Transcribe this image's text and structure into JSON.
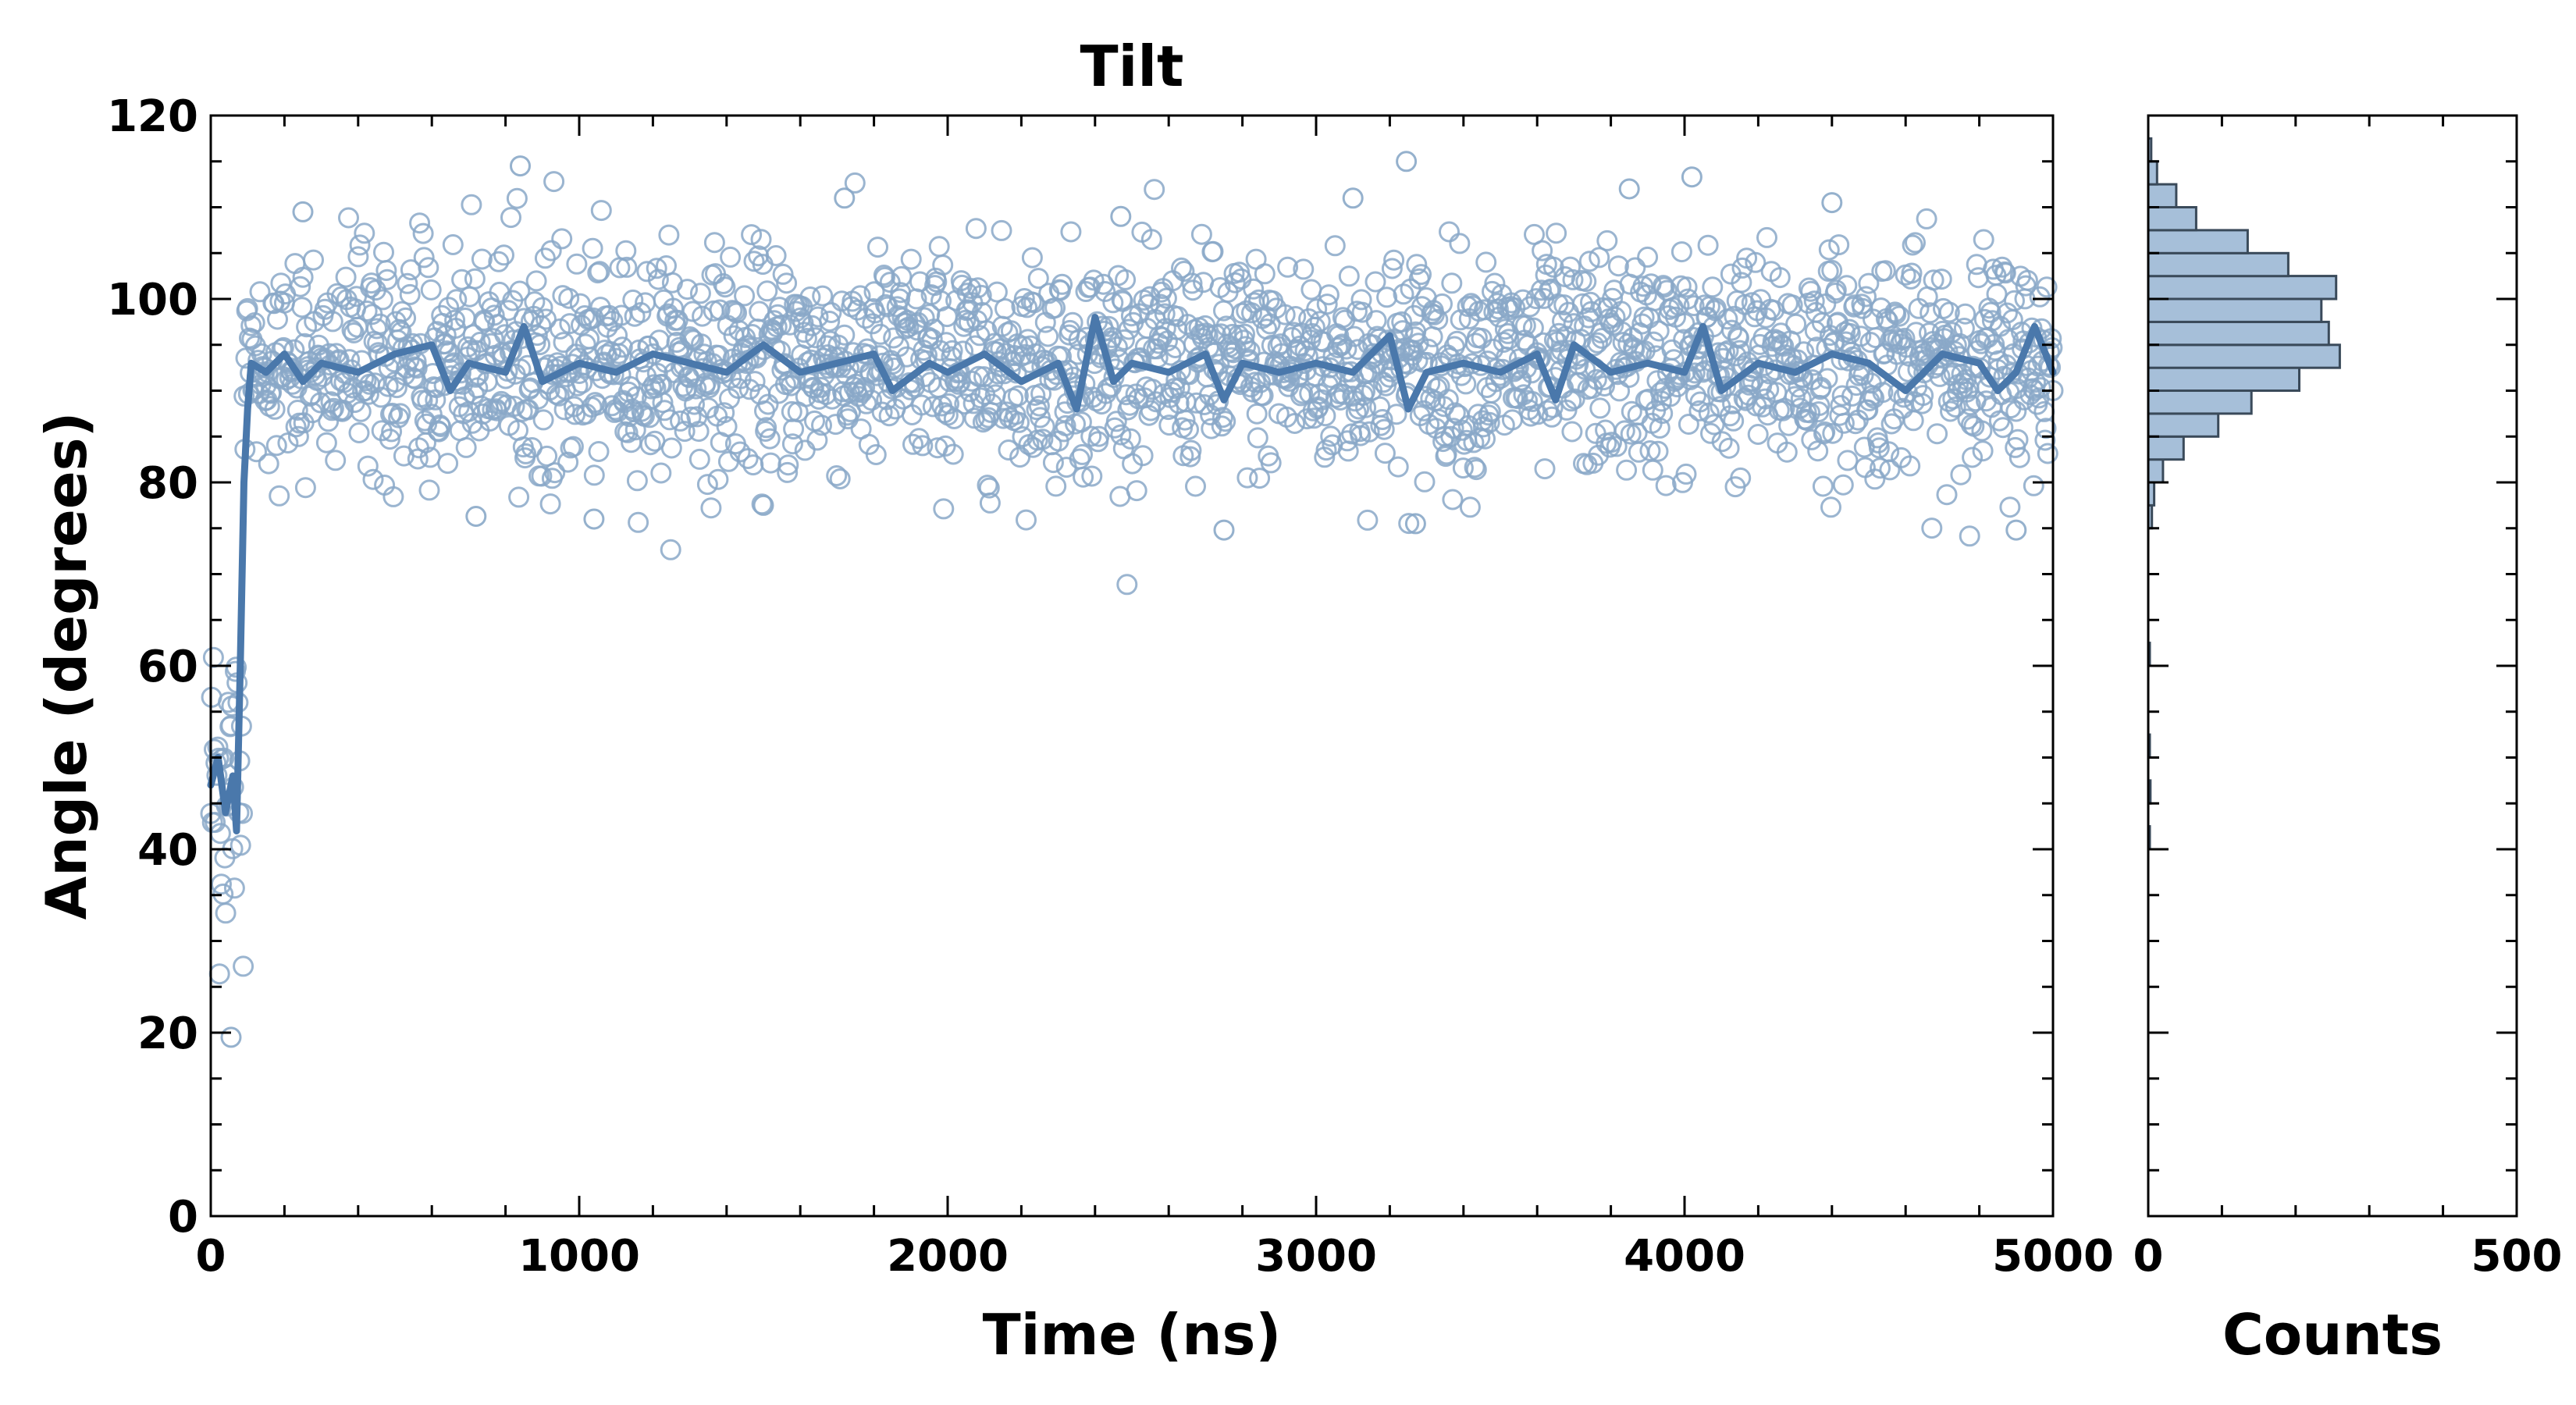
{
  "chart_data": {
    "type": "scatter",
    "title": "Tilt",
    "main": {
      "xlabel": "Time (ns)",
      "ylabel": "Angle (degrees)",
      "xlim": [
        0,
        5000
      ],
      "ylim": [
        0,
        120
      ],
      "xticks": [
        0,
        1000,
        2000,
        3000,
        4000,
        5000
      ],
      "yticks": [
        0,
        20,
        40,
        60,
        80,
        100,
        120
      ],
      "grid": false,
      "scatter_color": "#8aa8c8",
      "line_color": "#4a78ab",
      "scatter_summary": {
        "n_points": 2100,
        "initial_segment": {
          "x_range": [
            0,
            90
          ],
          "center": 47,
          "spread": 10
        },
        "equilibrium": {
          "x_range": [
            90,
            5000
          ],
          "center": 93,
          "spread": 6
        }
      },
      "outliers": [
        {
          "x": 55,
          "y": 19.5
        },
        {
          "x": 840,
          "y": 114.5
        },
        {
          "x": 3245,
          "y": 115
        },
        {
          "x": 3270,
          "y": 75.5
        },
        {
          "x": 2750,
          "y": 74.8
        },
        {
          "x": 4900,
          "y": 74.8
        },
        {
          "x": 720,
          "y": 76.3
        },
        {
          "x": 1040,
          "y": 76
        },
        {
          "x": 1500,
          "y": 77.5
        },
        {
          "x": 1720,
          "y": 111
        },
        {
          "x": 250,
          "y": 109.5
        },
        {
          "x": 4020,
          "y": 113.3
        },
        {
          "x": 3850,
          "y": 112
        },
        {
          "x": 2470,
          "y": 109
        },
        {
          "x": 3100,
          "y": 111
        },
        {
          "x": 4400,
          "y": 110.5
        }
      ],
      "running_average": [
        {
          "x": 0,
          "y": 47
        },
        {
          "x": 20,
          "y": 50
        },
        {
          "x": 40,
          "y": 44
        },
        {
          "x": 60,
          "y": 48
        },
        {
          "x": 70,
          "y": 42
        },
        {
          "x": 80,
          "y": 60
        },
        {
          "x": 90,
          "y": 80
        },
        {
          "x": 100,
          "y": 88
        },
        {
          "x": 110,
          "y": 93
        },
        {
          "x": 150,
          "y": 92
        },
        {
          "x": 200,
          "y": 94
        },
        {
          "x": 250,
          "y": 91
        },
        {
          "x": 300,
          "y": 93
        },
        {
          "x": 400,
          "y": 92
        },
        {
          "x": 500,
          "y": 94
        },
        {
          "x": 600,
          "y": 95
        },
        {
          "x": 650,
          "y": 90
        },
        {
          "x": 700,
          "y": 93
        },
        {
          "x": 800,
          "y": 92
        },
        {
          "x": 850,
          "y": 97
        },
        {
          "x": 900,
          "y": 91
        },
        {
          "x": 1000,
          "y": 93
        },
        {
          "x": 1100,
          "y": 92
        },
        {
          "x": 1200,
          "y": 94
        },
        {
          "x": 1300,
          "y": 93
        },
        {
          "x": 1400,
          "y": 92
        },
        {
          "x": 1500,
          "y": 95
        },
        {
          "x": 1600,
          "y": 92
        },
        {
          "x": 1700,
          "y": 93
        },
        {
          "x": 1800,
          "y": 94
        },
        {
          "x": 1850,
          "y": 90
        },
        {
          "x": 1950,
          "y": 93
        },
        {
          "x": 2000,
          "y": 92
        },
        {
          "x": 2100,
          "y": 94
        },
        {
          "x": 2200,
          "y": 91
        },
        {
          "x": 2300,
          "y": 93
        },
        {
          "x": 2350,
          "y": 88
        },
        {
          "x": 2400,
          "y": 98
        },
        {
          "x": 2450,
          "y": 91
        },
        {
          "x": 2500,
          "y": 93
        },
        {
          "x": 2600,
          "y": 92
        },
        {
          "x": 2700,
          "y": 94
        },
        {
          "x": 2750,
          "y": 89
        },
        {
          "x": 2800,
          "y": 93
        },
        {
          "x": 2900,
          "y": 92
        },
        {
          "x": 3000,
          "y": 93
        },
        {
          "x": 3100,
          "y": 92
        },
        {
          "x": 3200,
          "y": 96
        },
        {
          "x": 3250,
          "y": 88
        },
        {
          "x": 3300,
          "y": 92
        },
        {
          "x": 3400,
          "y": 93
        },
        {
          "x": 3500,
          "y": 92
        },
        {
          "x": 3600,
          "y": 94
        },
        {
          "x": 3650,
          "y": 89
        },
        {
          "x": 3700,
          "y": 95
        },
        {
          "x": 3800,
          "y": 92
        },
        {
          "x": 3900,
          "y": 93
        },
        {
          "x": 4000,
          "y": 92
        },
        {
          "x": 4050,
          "y": 97
        },
        {
          "x": 4100,
          "y": 90
        },
        {
          "x": 4200,
          "y": 93
        },
        {
          "x": 4300,
          "y": 92
        },
        {
          "x": 4400,
          "y": 94
        },
        {
          "x": 4500,
          "y": 93
        },
        {
          "x": 4600,
          "y": 90
        },
        {
          "x": 4700,
          "y": 94
        },
        {
          "x": 4800,
          "y": 93
        },
        {
          "x": 4850,
          "y": 90
        },
        {
          "x": 4900,
          "y": 92
        },
        {
          "x": 4950,
          "y": 97
        },
        {
          "x": 5000,
          "y": 92
        }
      ]
    },
    "histogram": {
      "type": "bar",
      "orientation": "horizontal",
      "xlabel": "Counts",
      "xlim": [
        0,
        500
      ],
      "xticks": [
        0,
        500
      ],
      "bar_color": "#a6bfd9",
      "edge_color": "#3a4a5a",
      "bin_width": 2.5,
      "bins": [
        {
          "y_start": 75,
          "count": 5
        },
        {
          "y_start": 77.5,
          "count": 8
        },
        {
          "y_start": 80,
          "count": 20
        },
        {
          "y_start": 82.5,
          "count": 48
        },
        {
          "y_start": 85,
          "count": 95
        },
        {
          "y_start": 87.5,
          "count": 140
        },
        {
          "y_start": 90,
          "count": 205
        },
        {
          "y_start": 92.5,
          "count": 260
        },
        {
          "y_start": 95,
          "count": 245
        },
        {
          "y_start": 97.5,
          "count": 235
        },
        {
          "y_start": 100,
          "count": 255
        },
        {
          "y_start": 102.5,
          "count": 190
        },
        {
          "y_start": 105,
          "count": 135
        },
        {
          "y_start": 107.5,
          "count": 65
        },
        {
          "y_start": 110,
          "count": 38
        },
        {
          "y_start": 112.5,
          "count": 12
        },
        {
          "y_start": 115,
          "count": 4
        }
      ],
      "sparse_low_bins": [
        {
          "y_start": 40,
          "count": 2
        },
        {
          "y_start": 45,
          "count": 3
        },
        {
          "y_start": 50,
          "count": 2
        },
        {
          "y_start": 60,
          "count": 2
        }
      ]
    }
  }
}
-*-
● **What you are asked to do**:
Give every record back exactly as it reads, with no images.

● **Reply**:
Transcribe this image's text and structure into JSON.
{
  "chart_data": {
    "type": "scatter",
    "title": "Tilt",
    "main": {
      "xlabel": "Time (ns)",
      "ylabel": "Angle (degrees)",
      "xlim": [
        0,
        5000
      ],
      "ylim": [
        0,
        120
      ],
      "xticks": [
        0,
        1000,
        2000,
        3000,
        4000,
        5000
      ],
      "yticks": [
        0,
        20,
        40,
        60,
        80,
        100,
        120
      ],
      "grid": false,
      "scatter_color": "#8aa8c8",
      "line_color": "#4a78ab",
      "scatter_summary": {
        "n_points": 2100,
        "initial_segment": {
          "x_range": [
            0,
            90
          ],
          "center": 47,
          "spread": 10
        },
        "equilibrium": {
          "x_range": [
            90,
            5000
          ],
          "center": 93,
          "spread": 6
        }
      },
      "outliers": [
        {
          "x": 55,
          "y": 19.5
        },
        {
          "x": 840,
          "y": 114.5
        },
        {
          "x": 3245,
          "y": 115
        },
        {
          "x": 3270,
          "y": 75.5
        },
        {
          "x": 2750,
          "y": 74.8
        },
        {
          "x": 4900,
          "y": 74.8
        },
        {
          "x": 720,
          "y": 76.3
        },
        {
          "x": 1040,
          "y": 76
        },
        {
          "x": 1500,
          "y": 77.5
        },
        {
          "x": 1720,
          "y": 111
        },
        {
          "x": 250,
          "y": 109.5
        },
        {
          "x": 4020,
          "y": 113.3
        },
        {
          "x": 3850,
          "y": 112
        },
        {
          "x": 2470,
          "y": 109
        },
        {
          "x": 3100,
          "y": 111
        },
        {
          "x": 4400,
          "y": 110.5
        }
      ],
      "running_average": [
        {
          "x": 0,
          "y": 47
        },
        {
          "x": 20,
          "y": 50
        },
        {
          "x": 40,
          "y": 44
        },
        {
          "x": 60,
          "y": 48
        },
        {
          "x": 70,
          "y": 42
        },
        {
          "x": 80,
          "y": 60
        },
        {
          "x": 90,
          "y": 80
        },
        {
          "x": 100,
          "y": 88
        },
        {
          "x": 110,
          "y": 93
        },
        {
          "x": 150,
          "y": 92
        },
        {
          "x": 200,
          "y": 94
        },
        {
          "x": 250,
          "y": 91
        },
        {
          "x": 300,
          "y": 93
        },
        {
          "x": 400,
          "y": 92
        },
        {
          "x": 500,
          "y": 94
        },
        {
          "x": 600,
          "y": 95
        },
        {
          "x": 650,
          "y": 90
        },
        {
          "x": 700,
          "y": 93
        },
        {
          "x": 800,
          "y": 92
        },
        {
          "x": 850,
          "y": 97
        },
        {
          "x": 900,
          "y": 91
        },
        {
          "x": 1000,
          "y": 93
        },
        {
          "x": 1100,
          "y": 92
        },
        {
          "x": 1200,
          "y": 94
        },
        {
          "x": 1300,
          "y": 93
        },
        {
          "x": 1400,
          "y": 92
        },
        {
          "x": 1500,
          "y": 95
        },
        {
          "x": 1600,
          "y": 92
        },
        {
          "x": 1700,
          "y": 93
        },
        {
          "x": 1800,
          "y": 94
        },
        {
          "x": 1850,
          "y": 90
        },
        {
          "x": 1950,
          "y": 93
        },
        {
          "x": 2000,
          "y": 92
        },
        {
          "x": 2100,
          "y": 94
        },
        {
          "x": 2200,
          "y": 91
        },
        {
          "x": 2300,
          "y": 93
        },
        {
          "x": 2350,
          "y": 88
        },
        {
          "x": 2400,
          "y": 98
        },
        {
          "x": 2450,
          "y": 91
        },
        {
          "x": 2500,
          "y": 93
        },
        {
          "x": 2600,
          "y": 92
        },
        {
          "x": 2700,
          "y": 94
        },
        {
          "x": 2750,
          "y": 89
        },
        {
          "x": 2800,
          "y": 93
        },
        {
          "x": 2900,
          "y": 92
        },
        {
          "x": 3000,
          "y": 93
        },
        {
          "x": 3100,
          "y": 92
        },
        {
          "x": 3200,
          "y": 96
        },
        {
          "x": 3250,
          "y": 88
        },
        {
          "x": 3300,
          "y": 92
        },
        {
          "x": 3400,
          "y": 93
        },
        {
          "x": 3500,
          "y": 92
        },
        {
          "x": 3600,
          "y": 94
        },
        {
          "x": 3650,
          "y": 89
        },
        {
          "x": 3700,
          "y": 95
        },
        {
          "x": 3800,
          "y": 92
        },
        {
          "x": 3900,
          "y": 93
        },
        {
          "x": 4000,
          "y": 92
        },
        {
          "x": 4050,
          "y": 97
        },
        {
          "x": 4100,
          "y": 90
        },
        {
          "x": 4200,
          "y": 93
        },
        {
          "x": 4300,
          "y": 92
        },
        {
          "x": 4400,
          "y": 94
        },
        {
          "x": 4500,
          "y": 93
        },
        {
          "x": 4600,
          "y": 90
        },
        {
          "x": 4700,
          "y": 94
        },
        {
          "x": 4800,
          "y": 93
        },
        {
          "x": 4850,
          "y": 90
        },
        {
          "x": 4900,
          "y": 92
        },
        {
          "x": 4950,
          "y": 97
        },
        {
          "x": 5000,
          "y": 92
        }
      ]
    },
    "histogram": {
      "type": "bar",
      "orientation": "horizontal",
      "xlabel": "Counts",
      "xlim": [
        0,
        500
      ],
      "xticks": [
        0,
        500
      ],
      "bar_color": "#a6bfd9",
      "edge_color": "#3a4a5a",
      "bin_width": 2.5,
      "bins": [
        {
          "y_start": 75,
          "count": 5
        },
        {
          "y_start": 77.5,
          "count": 8
        },
        {
          "y_start": 80,
          "count": 20
        },
        {
          "y_start": 82.5,
          "count": 48
        },
        {
          "y_start": 85,
          "count": 95
        },
        {
          "y_start": 87.5,
          "count": 140
        },
        {
          "y_start": 90,
          "count": 205
        },
        {
          "y_start": 92.5,
          "count": 260
        },
        {
          "y_start": 95,
          "count": 245
        },
        {
          "y_start": 97.5,
          "count": 235
        },
        {
          "y_start": 100,
          "count": 255
        },
        {
          "y_start": 102.5,
          "count": 190
        },
        {
          "y_start": 105,
          "count": 135
        },
        {
          "y_start": 107.5,
          "count": 65
        },
        {
          "y_start": 110,
          "count": 38
        },
        {
          "y_start": 112.5,
          "count": 12
        },
        {
          "y_start": 115,
          "count": 4
        }
      ],
      "sparse_low_bins": [
        {
          "y_start": 40,
          "count": 2
        },
        {
          "y_start": 45,
          "count": 3
        },
        {
          "y_start": 50,
          "count": 2
        },
        {
          "y_start": 60,
          "count": 2
        }
      ]
    }
  }
}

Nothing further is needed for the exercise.